TASK DESCRIPTION ::
List each line of the listing below that contains the string "annotation", matching case exactly.

────────────────────────────────────────

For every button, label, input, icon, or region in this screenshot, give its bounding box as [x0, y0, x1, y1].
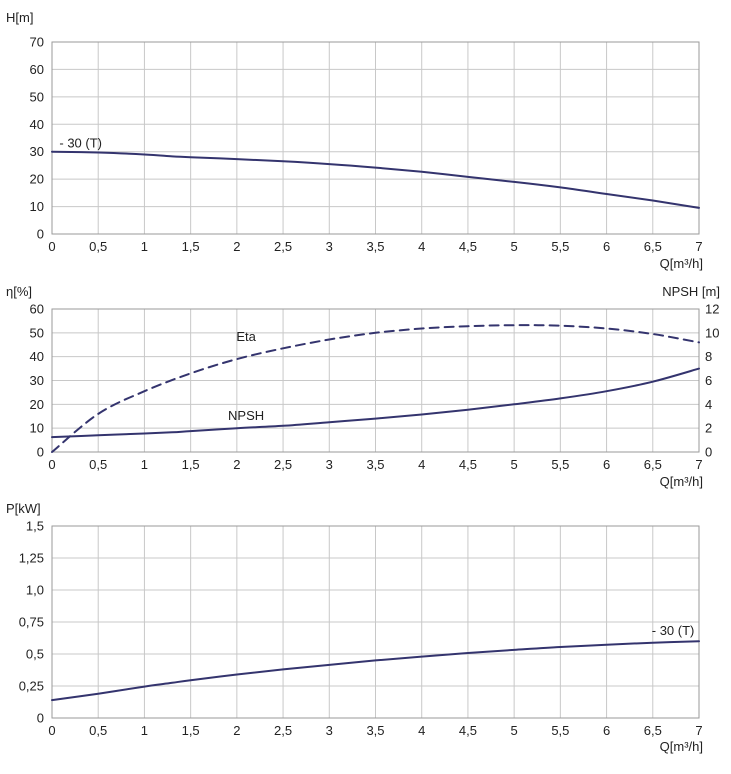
- y2-tick-label: 10: [705, 325, 719, 340]
- x-axis-label: Q[m³/h]: [660, 256, 703, 271]
- plot-frame: [51, 41, 700, 235]
- efficiency-npsh-chart: 0 0,5 1 1,5 2 2,5 3 3,5 4 4,5 5 5,5 6 6,5 701020304050…: [6, 284, 720, 489]
- series-line-eta: [51, 324, 700, 453]
- x-tick-label: 3,5: [366, 457, 384, 472]
- x-tick-label: 1: [141, 457, 148, 472]
- y2-tick-label: 2: [705, 421, 712, 436]
- x-tick-label: 2,5: [274, 457, 292, 472]
- x-tick-label: 7: [695, 457, 702, 472]
- y-axis-label: η[%]: [6, 284, 32, 299]
- y-tick-label: 60: [30, 62, 44, 77]
- y-axis-label: P[kW]: [6, 501, 41, 516]
- x-tick-label: 2,5: [274, 239, 292, 254]
- head-chart: 0 0,5 1 1,5 2 2,5 3 3,5 4 4,5 5 5,5 6 6,5 701020304050…: [6, 10, 703, 271]
- x-tick-label: 0: [48, 457, 55, 472]
- series-line-0: [51, 150, 700, 209]
- x-tick-label: 4,5: [459, 457, 477, 472]
- series-label-npsh: NPSH: [228, 408, 264, 423]
- x-tick-label: 0,5: [89, 239, 107, 254]
- y-tick-label: 20: [30, 172, 44, 187]
- y-tick-label: 0: [37, 227, 44, 242]
- x-tick-label: 3,5: [366, 723, 384, 738]
- x-tick-label: 1,5: [182, 723, 200, 738]
- x-tick-label: 2: [233, 457, 240, 472]
- y-tick-label: 70: [30, 35, 44, 50]
- x-tick-label: 4,5: [459, 723, 477, 738]
- x-tick-label: 6,5: [644, 239, 662, 254]
- x-tick-label: 1,5: [182, 457, 200, 472]
- y2-tick-label: 4: [705, 397, 712, 412]
- x-tick-label: 6: [603, 723, 610, 738]
- x-tick-label: 5: [511, 723, 518, 738]
- y-axis-label: H[m]: [6, 10, 33, 25]
- y-tick-label: 40: [30, 117, 44, 132]
- x-tick-label: 5,5: [551, 239, 569, 254]
- y-tick-label: 10: [30, 421, 44, 436]
- x-tick-label: 4,5: [459, 239, 477, 254]
- plot-frame: [51, 525, 700, 719]
- y-tick-label: 50: [30, 89, 44, 104]
- x-tick-label: 1,5: [182, 239, 200, 254]
- x-tick-label: 5,5: [551, 457, 569, 472]
- x-tick-label: 6,5: [644, 457, 662, 472]
- y-tick-label: 10: [30, 199, 44, 214]
- y-tick-label: 40: [30, 349, 44, 364]
- curve-annotation: - 30 (T): [652, 623, 695, 638]
- x-tick-label: 5,5: [551, 723, 569, 738]
- x-tick-label: 7: [695, 723, 702, 738]
- x-tick-label: 1: [141, 723, 148, 738]
- y-tick-label: 30: [30, 373, 44, 388]
- series-label-eta: Eta: [236, 329, 256, 344]
- y2-axis-label: NPSH [m]: [662, 284, 720, 299]
- x-tick-label: 6: [603, 239, 610, 254]
- y-tick-label: 1,5: [26, 519, 44, 534]
- power-chart: 0 0,5 1 1,5 2 2,5 3 3,5 4 4,5 5 5,5 6 6,5 7 0 0,25 0,5 0,7…: [6, 501, 703, 754]
- y2-tick-label: 6: [705, 373, 712, 388]
- x-tick-label: 4: [418, 457, 425, 472]
- x-tick-label: 0,5: [89, 457, 107, 472]
- x-axis-label: Q[m³/h]: [660, 474, 703, 489]
- x-tick-label: 6: [603, 457, 610, 472]
- x-tick-label: 2,5: [274, 723, 292, 738]
- x-tick-label: 3: [326, 723, 333, 738]
- x-tick-label: 3,5: [366, 239, 384, 254]
- y-tick-label: 0,5: [26, 647, 44, 662]
- x-tick-label: 5: [511, 457, 518, 472]
- x-tick-label: 3: [326, 457, 333, 472]
- x-tick-label: 2: [233, 239, 240, 254]
- x-tick-label: 5: [511, 239, 518, 254]
- y-tick-label: 0,25: [19, 679, 44, 694]
- curve-annotation: - 30 (T): [59, 136, 102, 151]
- y2-tick-label: 0: [705, 445, 712, 460]
- x-tick-label: 4: [418, 723, 425, 738]
- y-tick-label: 0: [37, 445, 44, 460]
- y2-tick-label: 12: [705, 302, 719, 317]
- y2-tick-label: 8: [705, 349, 712, 364]
- x-tick-label: 7: [695, 239, 702, 254]
- y-tick-label: 0,75: [19, 615, 44, 630]
- series-line-npsh: [51, 367, 700, 439]
- x-tick-label: 2: [233, 723, 240, 738]
- y-tick-label: 0: [37, 711, 44, 726]
- x-tick-label: 0: [48, 723, 55, 738]
- plot-frame: [51, 308, 700, 453]
- x-tick-label: 0,5: [89, 723, 107, 738]
- y-tick-label: 60: [30, 302, 44, 317]
- x-tick-label: 1: [141, 239, 148, 254]
- y-tick-label: 50: [30, 325, 44, 340]
- y-tick-label: 30: [30, 144, 44, 159]
- y-tick-label: 1,25: [19, 551, 44, 566]
- x-tick-label: 0: [48, 239, 55, 254]
- y-tick-label: 20: [30, 397, 44, 412]
- y-tick-label: 1,0: [26, 583, 44, 598]
- x-axis-label: Q[m³/h]: [660, 739, 703, 754]
- x-tick-label: 4: [418, 239, 425, 254]
- series-line-2: [51, 640, 700, 702]
- x-tick-label: 6,5: [644, 723, 662, 738]
- x-tick-label: 3: [326, 239, 333, 254]
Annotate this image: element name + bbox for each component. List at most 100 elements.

────────────────────────────────────────

ANSWER ::
- curve-annotation: - 30 (T): [652, 623, 695, 638]
- curve-annotation: - 30 (T): [59, 136, 102, 151]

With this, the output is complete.